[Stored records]
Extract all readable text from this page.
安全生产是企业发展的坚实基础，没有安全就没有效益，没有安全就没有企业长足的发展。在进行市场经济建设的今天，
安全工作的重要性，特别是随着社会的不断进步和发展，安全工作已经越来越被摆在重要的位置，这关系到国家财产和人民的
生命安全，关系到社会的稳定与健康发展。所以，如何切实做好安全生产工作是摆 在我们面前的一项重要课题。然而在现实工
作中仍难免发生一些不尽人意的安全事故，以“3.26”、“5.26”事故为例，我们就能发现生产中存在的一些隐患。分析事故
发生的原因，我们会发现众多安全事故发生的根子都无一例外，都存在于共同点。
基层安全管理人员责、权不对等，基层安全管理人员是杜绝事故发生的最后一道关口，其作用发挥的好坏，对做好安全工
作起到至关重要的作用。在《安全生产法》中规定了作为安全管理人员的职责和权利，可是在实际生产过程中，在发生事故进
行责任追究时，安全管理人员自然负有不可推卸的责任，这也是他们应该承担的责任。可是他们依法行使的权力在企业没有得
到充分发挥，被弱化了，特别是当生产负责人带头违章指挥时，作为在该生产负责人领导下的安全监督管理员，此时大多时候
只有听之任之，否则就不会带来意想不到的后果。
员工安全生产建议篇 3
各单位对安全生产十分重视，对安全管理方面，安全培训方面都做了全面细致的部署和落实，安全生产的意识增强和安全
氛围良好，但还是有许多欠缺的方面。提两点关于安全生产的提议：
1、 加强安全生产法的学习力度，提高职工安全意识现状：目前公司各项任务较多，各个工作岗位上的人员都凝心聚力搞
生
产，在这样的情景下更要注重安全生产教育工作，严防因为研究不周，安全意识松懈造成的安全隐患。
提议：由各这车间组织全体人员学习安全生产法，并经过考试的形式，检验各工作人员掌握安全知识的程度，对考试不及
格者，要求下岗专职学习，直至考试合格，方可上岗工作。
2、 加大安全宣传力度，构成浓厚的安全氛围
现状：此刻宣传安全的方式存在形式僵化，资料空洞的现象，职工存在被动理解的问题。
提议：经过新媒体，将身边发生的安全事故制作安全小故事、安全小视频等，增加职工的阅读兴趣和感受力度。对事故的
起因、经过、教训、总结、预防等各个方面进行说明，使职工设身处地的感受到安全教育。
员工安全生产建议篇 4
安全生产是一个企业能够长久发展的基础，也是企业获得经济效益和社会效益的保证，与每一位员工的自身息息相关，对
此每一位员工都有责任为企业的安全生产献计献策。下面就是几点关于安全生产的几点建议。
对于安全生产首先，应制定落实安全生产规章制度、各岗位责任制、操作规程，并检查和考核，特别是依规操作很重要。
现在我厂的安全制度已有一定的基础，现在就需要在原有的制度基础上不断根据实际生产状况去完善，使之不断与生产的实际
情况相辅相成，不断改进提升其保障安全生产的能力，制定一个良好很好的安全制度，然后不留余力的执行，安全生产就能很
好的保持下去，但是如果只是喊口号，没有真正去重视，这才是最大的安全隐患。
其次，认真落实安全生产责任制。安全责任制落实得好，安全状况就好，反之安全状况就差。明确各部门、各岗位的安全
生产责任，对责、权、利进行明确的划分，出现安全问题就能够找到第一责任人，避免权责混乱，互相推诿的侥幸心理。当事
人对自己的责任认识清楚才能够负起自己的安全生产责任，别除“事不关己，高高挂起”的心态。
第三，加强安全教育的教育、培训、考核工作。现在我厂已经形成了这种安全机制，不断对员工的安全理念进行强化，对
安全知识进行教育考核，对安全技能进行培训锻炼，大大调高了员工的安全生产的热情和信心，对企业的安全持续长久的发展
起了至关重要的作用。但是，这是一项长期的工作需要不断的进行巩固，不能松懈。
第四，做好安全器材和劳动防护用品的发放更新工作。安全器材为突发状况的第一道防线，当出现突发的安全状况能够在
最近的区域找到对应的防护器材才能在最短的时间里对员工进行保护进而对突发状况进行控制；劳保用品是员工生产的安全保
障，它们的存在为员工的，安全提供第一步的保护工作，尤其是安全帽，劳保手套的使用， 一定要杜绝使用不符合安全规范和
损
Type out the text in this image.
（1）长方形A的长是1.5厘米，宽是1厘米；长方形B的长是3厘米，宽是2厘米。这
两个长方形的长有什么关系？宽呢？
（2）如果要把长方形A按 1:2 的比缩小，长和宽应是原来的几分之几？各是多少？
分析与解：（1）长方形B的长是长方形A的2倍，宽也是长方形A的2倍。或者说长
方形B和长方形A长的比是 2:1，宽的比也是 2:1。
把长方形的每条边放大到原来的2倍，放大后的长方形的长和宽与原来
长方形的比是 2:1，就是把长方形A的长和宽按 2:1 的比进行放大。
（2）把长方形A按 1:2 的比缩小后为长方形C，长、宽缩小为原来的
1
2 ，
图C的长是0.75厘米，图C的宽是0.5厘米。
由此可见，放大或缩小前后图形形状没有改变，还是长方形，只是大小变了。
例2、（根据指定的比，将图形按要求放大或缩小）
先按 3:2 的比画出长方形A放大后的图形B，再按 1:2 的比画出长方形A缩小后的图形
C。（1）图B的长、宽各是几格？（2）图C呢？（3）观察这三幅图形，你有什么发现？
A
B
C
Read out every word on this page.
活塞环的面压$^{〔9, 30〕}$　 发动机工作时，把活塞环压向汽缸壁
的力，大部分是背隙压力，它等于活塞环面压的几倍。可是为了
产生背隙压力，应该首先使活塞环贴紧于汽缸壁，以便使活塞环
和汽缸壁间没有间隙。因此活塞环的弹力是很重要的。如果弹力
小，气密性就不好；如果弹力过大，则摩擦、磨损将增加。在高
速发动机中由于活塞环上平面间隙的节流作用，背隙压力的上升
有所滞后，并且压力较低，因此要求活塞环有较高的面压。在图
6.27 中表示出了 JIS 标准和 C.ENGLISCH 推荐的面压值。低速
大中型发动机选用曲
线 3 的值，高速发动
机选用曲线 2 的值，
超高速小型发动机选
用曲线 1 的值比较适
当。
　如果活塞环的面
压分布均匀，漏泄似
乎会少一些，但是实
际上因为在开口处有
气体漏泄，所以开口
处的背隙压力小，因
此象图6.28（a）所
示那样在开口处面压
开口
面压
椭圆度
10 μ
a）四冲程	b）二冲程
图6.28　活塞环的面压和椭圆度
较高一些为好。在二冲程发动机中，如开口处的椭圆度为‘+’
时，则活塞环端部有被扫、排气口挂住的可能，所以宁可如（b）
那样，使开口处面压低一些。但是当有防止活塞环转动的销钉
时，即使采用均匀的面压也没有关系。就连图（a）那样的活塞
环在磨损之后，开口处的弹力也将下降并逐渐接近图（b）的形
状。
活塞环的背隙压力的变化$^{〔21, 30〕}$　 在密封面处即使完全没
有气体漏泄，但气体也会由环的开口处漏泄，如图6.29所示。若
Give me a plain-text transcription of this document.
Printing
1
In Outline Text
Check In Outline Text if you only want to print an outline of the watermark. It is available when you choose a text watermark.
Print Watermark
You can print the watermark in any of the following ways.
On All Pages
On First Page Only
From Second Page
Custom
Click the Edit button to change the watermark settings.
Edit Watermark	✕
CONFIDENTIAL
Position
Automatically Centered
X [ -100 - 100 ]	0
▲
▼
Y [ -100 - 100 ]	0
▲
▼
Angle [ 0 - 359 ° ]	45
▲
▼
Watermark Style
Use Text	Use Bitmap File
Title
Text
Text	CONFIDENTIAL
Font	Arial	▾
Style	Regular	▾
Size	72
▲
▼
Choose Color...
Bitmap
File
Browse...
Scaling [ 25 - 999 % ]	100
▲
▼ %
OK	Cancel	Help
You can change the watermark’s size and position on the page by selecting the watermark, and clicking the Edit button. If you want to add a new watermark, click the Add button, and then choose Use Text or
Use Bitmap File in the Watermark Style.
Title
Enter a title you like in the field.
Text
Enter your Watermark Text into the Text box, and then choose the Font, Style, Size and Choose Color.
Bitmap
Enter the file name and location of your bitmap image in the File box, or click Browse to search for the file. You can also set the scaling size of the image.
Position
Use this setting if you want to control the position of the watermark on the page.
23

Stated exercise »
Locate the line with "Give me a plain-text" in the entries above; extract it and every line after it, verbatim.

Exercise output »
Give me a plain-text transcription of this document.
Printing
1
In Outline Text
Check In Outline Text if you only want to print an outline of the watermark. It is available when you choose a text watermark.
Print Watermark
You can print the watermark in any of the following ways.
On All Pages
On First Page Only
From Second Page
Custom
Click the Edit button to change the watermark settings.
Edit Watermark	✕
CONFIDENTIAL
Position
Automatically Centered
X [ -100 - 100 ]	0
▲
▼
Y [ -100 - 100 ]	0
▲
▼
Angle [ 0 - 359 ° ]	45
▲
▼
Watermark Style
Use Text	Use Bitmap File
Title
Text
Text	CONFIDENTIAL
Font	Arial	▾
Style	Regular	▾
Size	72
▲
▼
Choose Color...
Bitmap
File
Browse...
Scaling [ 25 - 999 % ]	100
▲
▼ %
OK	Cancel	Help
You can change the watermark’s size and position on the page by selecting the watermark, and clicking the Edit button. If you want to add a new watermark, click the Add button, and then choose Use Text or
Use Bitmap File in the Watermark Style.
Title
Enter a title you like in the field.
Text
Enter your Watermark Text into the Text box, and then choose the Font, Style, Size and Choose Color.
Bitmap
Enter the file name and location of your bitmap image in the File box, or click Browse to search for the file. You can also set the scaling size of the image.
Position
Use this setting if you want to control the position of the watermark on the page.
23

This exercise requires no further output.